[Dataset entries]
--- START ---

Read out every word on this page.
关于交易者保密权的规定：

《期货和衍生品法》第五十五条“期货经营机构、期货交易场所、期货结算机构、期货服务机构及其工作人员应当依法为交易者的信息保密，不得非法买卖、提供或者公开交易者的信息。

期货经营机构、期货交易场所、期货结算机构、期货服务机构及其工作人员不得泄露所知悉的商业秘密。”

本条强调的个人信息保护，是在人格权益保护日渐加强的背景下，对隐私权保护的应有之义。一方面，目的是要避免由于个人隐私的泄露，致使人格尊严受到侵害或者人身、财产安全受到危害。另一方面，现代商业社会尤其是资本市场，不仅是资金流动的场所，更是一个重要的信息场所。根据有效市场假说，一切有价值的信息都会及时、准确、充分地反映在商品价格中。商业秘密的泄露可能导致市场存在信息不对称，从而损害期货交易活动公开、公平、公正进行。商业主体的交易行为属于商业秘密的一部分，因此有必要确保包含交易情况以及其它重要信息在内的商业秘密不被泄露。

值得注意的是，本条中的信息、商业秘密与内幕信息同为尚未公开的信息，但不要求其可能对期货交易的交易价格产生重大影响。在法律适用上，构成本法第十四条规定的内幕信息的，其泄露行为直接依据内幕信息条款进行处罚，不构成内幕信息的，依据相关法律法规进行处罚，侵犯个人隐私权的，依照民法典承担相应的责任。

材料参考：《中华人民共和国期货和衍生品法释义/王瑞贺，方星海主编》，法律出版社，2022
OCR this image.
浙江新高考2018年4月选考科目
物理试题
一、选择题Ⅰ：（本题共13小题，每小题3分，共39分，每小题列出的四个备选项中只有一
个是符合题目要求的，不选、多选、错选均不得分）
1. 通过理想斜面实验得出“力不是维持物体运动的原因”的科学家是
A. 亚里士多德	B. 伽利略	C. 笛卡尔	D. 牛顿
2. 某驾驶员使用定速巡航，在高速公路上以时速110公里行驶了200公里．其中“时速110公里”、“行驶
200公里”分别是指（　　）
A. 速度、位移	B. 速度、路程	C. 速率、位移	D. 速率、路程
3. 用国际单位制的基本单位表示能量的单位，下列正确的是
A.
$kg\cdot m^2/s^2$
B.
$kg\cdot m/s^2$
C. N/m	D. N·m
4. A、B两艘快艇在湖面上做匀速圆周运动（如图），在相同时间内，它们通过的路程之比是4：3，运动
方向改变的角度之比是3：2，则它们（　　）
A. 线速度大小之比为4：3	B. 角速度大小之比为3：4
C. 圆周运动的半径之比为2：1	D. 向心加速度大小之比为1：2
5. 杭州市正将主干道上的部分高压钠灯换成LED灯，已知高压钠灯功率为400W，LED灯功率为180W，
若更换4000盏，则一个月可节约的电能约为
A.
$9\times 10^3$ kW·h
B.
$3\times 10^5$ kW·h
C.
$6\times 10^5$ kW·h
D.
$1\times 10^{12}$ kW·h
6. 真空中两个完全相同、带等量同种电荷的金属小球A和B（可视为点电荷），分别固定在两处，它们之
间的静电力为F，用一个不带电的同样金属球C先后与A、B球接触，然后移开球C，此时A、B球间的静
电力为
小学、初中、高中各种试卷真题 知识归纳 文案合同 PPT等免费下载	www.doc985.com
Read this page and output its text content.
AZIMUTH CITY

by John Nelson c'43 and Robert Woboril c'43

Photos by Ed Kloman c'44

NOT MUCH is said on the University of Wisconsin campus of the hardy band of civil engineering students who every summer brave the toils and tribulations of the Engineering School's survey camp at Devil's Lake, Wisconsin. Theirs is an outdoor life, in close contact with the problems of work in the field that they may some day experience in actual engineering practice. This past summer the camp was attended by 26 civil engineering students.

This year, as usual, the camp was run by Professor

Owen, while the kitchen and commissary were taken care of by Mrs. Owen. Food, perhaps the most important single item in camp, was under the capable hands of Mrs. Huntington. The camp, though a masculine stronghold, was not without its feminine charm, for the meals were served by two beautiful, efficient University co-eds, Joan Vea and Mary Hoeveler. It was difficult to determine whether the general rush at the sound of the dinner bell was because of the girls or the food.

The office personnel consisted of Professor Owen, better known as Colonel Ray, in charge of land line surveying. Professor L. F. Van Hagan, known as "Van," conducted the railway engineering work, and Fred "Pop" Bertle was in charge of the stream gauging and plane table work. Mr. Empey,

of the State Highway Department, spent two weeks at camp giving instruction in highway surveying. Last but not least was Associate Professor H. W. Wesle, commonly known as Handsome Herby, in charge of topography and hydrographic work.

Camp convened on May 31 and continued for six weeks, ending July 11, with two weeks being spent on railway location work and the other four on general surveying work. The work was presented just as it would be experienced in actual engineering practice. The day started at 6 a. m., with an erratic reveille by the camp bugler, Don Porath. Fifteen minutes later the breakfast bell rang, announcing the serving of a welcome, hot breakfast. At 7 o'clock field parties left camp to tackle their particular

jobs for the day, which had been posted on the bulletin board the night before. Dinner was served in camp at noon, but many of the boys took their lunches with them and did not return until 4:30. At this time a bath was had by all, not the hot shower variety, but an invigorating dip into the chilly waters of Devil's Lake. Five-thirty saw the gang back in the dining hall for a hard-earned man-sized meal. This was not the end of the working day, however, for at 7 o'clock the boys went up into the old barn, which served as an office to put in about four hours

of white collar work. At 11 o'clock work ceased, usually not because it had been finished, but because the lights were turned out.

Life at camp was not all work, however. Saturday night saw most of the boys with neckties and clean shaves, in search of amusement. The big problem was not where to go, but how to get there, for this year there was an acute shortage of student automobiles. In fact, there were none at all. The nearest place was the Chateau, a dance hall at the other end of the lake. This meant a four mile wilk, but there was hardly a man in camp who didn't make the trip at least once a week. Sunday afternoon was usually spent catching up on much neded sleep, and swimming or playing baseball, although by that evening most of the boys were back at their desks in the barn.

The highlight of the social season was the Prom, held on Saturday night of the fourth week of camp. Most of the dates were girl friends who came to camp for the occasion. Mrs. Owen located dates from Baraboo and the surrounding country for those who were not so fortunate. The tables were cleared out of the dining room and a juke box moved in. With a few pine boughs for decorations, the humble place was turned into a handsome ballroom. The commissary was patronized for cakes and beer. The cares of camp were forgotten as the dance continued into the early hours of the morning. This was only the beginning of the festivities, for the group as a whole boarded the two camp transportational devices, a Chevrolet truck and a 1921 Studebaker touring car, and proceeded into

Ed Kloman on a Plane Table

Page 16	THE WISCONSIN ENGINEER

--- END ---

**AIM:**
Extract all of the material exactly as it is written.

**ANSWER TO THE PROBLEM:**
Read out every word on this page.
关于交易者保密权的规定：

《期货和衍生品法》第五十五条“期货经营机构、期货交易场所、期货结算机构、期货服务机构及其工作人员应当依法为交易者的信息保密，不得非法买卖、提供或者公开交易者的信息。

期货经营机构、期货交易场所、期货结算机构、期货服务机构及其工作人员不得泄露所知悉的商业秘密。”

本条强调的个人信息保护，是在人格权益保护日渐加强的背景下，对隐私权保护的应有之义。一方面，目的是要避免由于个人隐私的泄露，致使人格尊严受到侵害或者人身、财产安全受到危害。另一方面，现代商业社会尤其是资本市场，不仅是资金流动的场所，更是一个重要的信息场所。根据有效市场假说，一切有价值的信息都会及时、准确、充分地反映在商品价格中。商业秘密的泄露可能导致市场存在信息不对称，从而损害期货交易活动公开、公平、公正进行。商业主体的交易行为属于商业秘密的一部分，因此有必要确保包含交易情况以及其它重要信息在内的商业秘密不被泄露。

值得注意的是，本条中的信息、商业秘密与内幕信息同为尚未公开的信息，但不要求其可能对期货交易的交易价格产生重大影响。在法律适用上，构成本法第十四条规定的内幕信息的，其泄露行为直接依据内幕信息条款进行处罚，不构成内幕信息的，依据相关法律法规进行处罚，侵犯个人隐私权的，依照民法典承担相应的责任。

材料参考：《中华人民共和国期货和衍生品法释义/王瑞贺，方星海主编》，法律出版社，2022
OCR this image.
浙江新高考2018年4月选考科目
物理试题
一、选择题Ⅰ：（本题共13小题，每小题3分，共39分，每小题列出的四个备选项中只有一
个是符合题目要求的，不选、多选、错选均不得分）
1. 通过理想斜面实验得出“力不是维持物体运动的原因”的科学家是
A. 亚里士多德	B. 伽利略	C. 笛卡尔	D. 牛顿
2. 某驾驶员使用定速巡航，在高速公路上以时速110公里行驶了200公里．其中“时速110公里”、“行驶
200公里”分别是指（　　）
A. 速度、位移	B. 速度、路程	C. 速率、位移	D. 速率、路程
3. 用国际单位制的基本单位表示能量的单位，下列正确的是
A.
$kg\cdot m^2/s^2$
B.
$kg\cdot m/s^2$
C. N/m	D. N·m
4. A、B两艘快艇在湖面上做匀速圆周运动（如图），在相同时间内，它们通过的路程之比是4：3，运动
方向改变的角度之比是3：2，则它们（　　）
A. 线速度大小之比为4：3	B. 角速度大小之比为3：4
C. 圆周运动的半径之比为2：1	D. 向心加速度大小之比为1：2
5. 杭州市正将主干道上的部分高压钠灯换成LED灯，已知高压钠灯功率为400W，LED灯功率为180W，
若更换4000盏，则一个月可节约的电能约为
A.
$9\times 10^3$ kW·h
B.
$3\times 10^5$ kW·h
C.
$6\times 10^5$ kW·h
D.
$1\times 10^{12}$ kW·h
6. 真空中两个完全相同、带等量同种电荷的金属小球A和B（可视为点电荷），分别固定在两处，它们之
间的静电力为F，用一个不带电的同样金属球C先后与A、B球接触，然后移开球C，此时A、B球间的静
电力为
小学、初中、高中各种试卷真题 知识归纳 文案合同 PPT等免费下载	www.doc985.com
Read this page and output its text content.
AZIMUTH CITY

by John Nelson c'43 and Robert Woboril c'43

Photos by Ed Kloman c'44

NOT MUCH is said on the University of Wisconsin campus of the hardy band of civil engineering students who every summer brave the toils and tribulations of the Engineering School's survey camp at Devil's Lake, Wisconsin. Theirs is an outdoor life, in close contact with the problems of work in the field that they may some day experience in actual engineering practice. This past summer the camp was attended by 26 civil engineering students.

This year, as usual, the camp was run by Professor

Owen, while the kitchen and commissary were taken care of by Mrs. Owen. Food, perhaps the most important single item in camp, was under the capable hands of Mrs. Huntington. The camp, though a masculine stronghold, was not without its feminine charm, for the meals were served by two beautiful, efficient University co-eds, Joan Vea and Mary Hoeveler. It was difficult to determine whether the general rush at the sound of the dinner bell was because of the girls or the food.

The office personnel consisted of Professor Owen, better known as Colonel Ray, in charge of land line surveying. Professor L. F. Van Hagan, known as "Van," conducted the railway engineering work, and Fred "Pop" Bertle was in charge of the stream gauging and plane table work. Mr. Empey,

of the State Highway Department, spent two weeks at camp giving instruction in highway surveying. Last but not least was Associate Professor H. W. Wesle, commonly known as Handsome Herby, in charge of topography and hydrographic work.

Camp convened on May 31 and continued for six weeks, ending July 11, with two weeks being spent on railway location work and the other four on general surveying work. The work was presented just as it would be experienced in actual engineering practice. The day started at 6 a. m., with an erratic reveille by the camp bugler, Don Porath. Fifteen minutes later the breakfast bell rang, announcing the serving of a welcome, hot breakfast. At 7 o'clock field parties left camp to tackle their particular

jobs for the day, which had been posted on the bulletin board the night before. Dinner was served in camp at noon, but many of the boys took their lunches with them and did not return until 4:30. At this time a bath was had by all, not the hot shower variety, but an invigorating dip into the chilly waters of Devil's Lake. Five-thirty saw the gang back in the dining hall for a hard-earned man-sized meal. This was not the end of the working day, however, for at 7 o'clock the boys went up into the old barn, which served as an office to put in about four hours

of white collar work. At 11 o'clock work ceased, usually not because it had been finished, but because the lights were turned out.

Life at camp was not all work, however. Saturday night saw most of the boys with neckties and clean shaves, in search of amusement. The big problem was not where to go, but how to get there, for this year there was an acute shortage of student automobiles. In fact, there were none at all. The nearest place was the Chateau, a dance hall at the other end of the lake. This meant a four mile wilk, but there was hardly a man in camp who didn't make the trip at least once a week. Sunday afternoon was usually spent catching up on much neded sleep, and swimming or playing baseball, although by that evening most of the boys were back at their desks in the barn.

The highlight of the social season was the Prom, held on Saturday night of the fourth week of camp. Most of the dates were girl friends who came to camp for the occasion. Mrs. Owen located dates from Baraboo and the surrounding country for those who were not so fortunate. The tables were cleared out of the dining room and a juke box moved in. With a few pine boughs for decorations, the humble place was turned into a handsome ballroom. The commissary was patronized for cakes and beer. The cares of camp were forgotten as the dance continued into the early hours of the morning. This was only the beginning of the festivities, for the group as a whole boarded the two camp transportational devices, a Chevrolet truck and a 1921 Studebaker touring car, and proceeded into

Ed Kloman on a Plane Table

Page 16	THE WISCONSIN ENGINEER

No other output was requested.